**Exercise goal**.
Copy every line of the listing exactly.

**Material for the task**.
────────────────

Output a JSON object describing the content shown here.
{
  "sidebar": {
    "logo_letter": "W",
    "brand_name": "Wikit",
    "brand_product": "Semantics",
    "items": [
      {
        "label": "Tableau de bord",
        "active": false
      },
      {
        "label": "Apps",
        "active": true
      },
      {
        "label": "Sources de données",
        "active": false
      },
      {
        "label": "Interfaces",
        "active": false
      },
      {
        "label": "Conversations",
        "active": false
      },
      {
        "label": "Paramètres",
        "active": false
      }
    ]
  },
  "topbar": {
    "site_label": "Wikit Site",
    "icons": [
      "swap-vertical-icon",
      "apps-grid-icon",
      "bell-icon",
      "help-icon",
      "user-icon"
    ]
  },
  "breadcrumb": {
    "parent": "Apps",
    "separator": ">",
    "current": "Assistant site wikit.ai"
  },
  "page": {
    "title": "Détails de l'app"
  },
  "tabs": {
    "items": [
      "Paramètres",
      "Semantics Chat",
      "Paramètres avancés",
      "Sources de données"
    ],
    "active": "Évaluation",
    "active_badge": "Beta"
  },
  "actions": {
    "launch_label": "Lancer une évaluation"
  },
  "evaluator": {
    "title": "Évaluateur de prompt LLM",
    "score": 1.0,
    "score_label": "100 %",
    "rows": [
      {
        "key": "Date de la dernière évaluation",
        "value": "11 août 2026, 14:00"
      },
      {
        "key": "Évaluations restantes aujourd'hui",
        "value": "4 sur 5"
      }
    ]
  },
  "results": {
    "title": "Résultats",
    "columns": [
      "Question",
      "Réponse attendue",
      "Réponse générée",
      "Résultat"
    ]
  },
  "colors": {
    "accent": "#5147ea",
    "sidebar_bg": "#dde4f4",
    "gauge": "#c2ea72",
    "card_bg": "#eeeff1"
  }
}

────────────────

**Answer to the problem**.
Output a JSON object describing the content shown here.
{
  "sidebar": {
    "logo_letter": "W",
    "brand_name": "Wikit",
    "brand_product": "Semantics",
    "items": [
      {
        "label": "Tableau de bord",
        "active": false
      },
      {
        "label": "Apps",
        "active": true
      },
      {
        "label": "Sources de données",
        "active": false
      },
      {
        "label": "Interfaces",
        "active": false
      },
      {
        "label": "Conversations",
        "active": false
      },
      {
        "label": "Paramètres",
        "active": false
      }
    ]
  },
  "topbar": {
    "site_label": "Wikit Site",
    "icons": [
      "swap-vertical-icon",
      "apps-grid-icon",
      "bell-icon",
      "help-icon",
      "user-icon"
    ]
  },
  "breadcrumb": {
    "parent": "Apps",
    "separator": ">",
    "current": "Assistant site wikit.ai"
  },
  "page": {
    "title": "Détails de l'app"
  },
  "tabs": {
    "items": [
      "Paramètres",
      "Semantics Chat",
      "Paramètres avancés",
      "Sources de données"
    ],
    "active": "Évaluation",
    "active_badge": "Beta"
  },
  "actions": {
    "launch_label": "Lancer une évaluation"
  },
  "evaluator": {
    "title": "Évaluateur de prompt LLM",
    "score": 1.0,
    "score_label": "100 %",
    "rows": [
      {
        "key": "Date de la dernière évaluation",
        "value": "11 août 2026, 14:00"
      },
      {
        "key": "Évaluations restantes aujourd'hui",
        "value": "4 sur 5"
      }
    ]
  },
  "results": {
    "title": "Résultats",
    "columns": [
      "Question",
      "Réponse attendue",
      "Réponse générée",
      "Résultat"
    ]
  },
  "colors": {
    "accent": "#5147ea",
    "sidebar_bg": "#dde4f4",
    "gauge": "#c2ea72",
    "card_bg": "#eeeff1"
  }
}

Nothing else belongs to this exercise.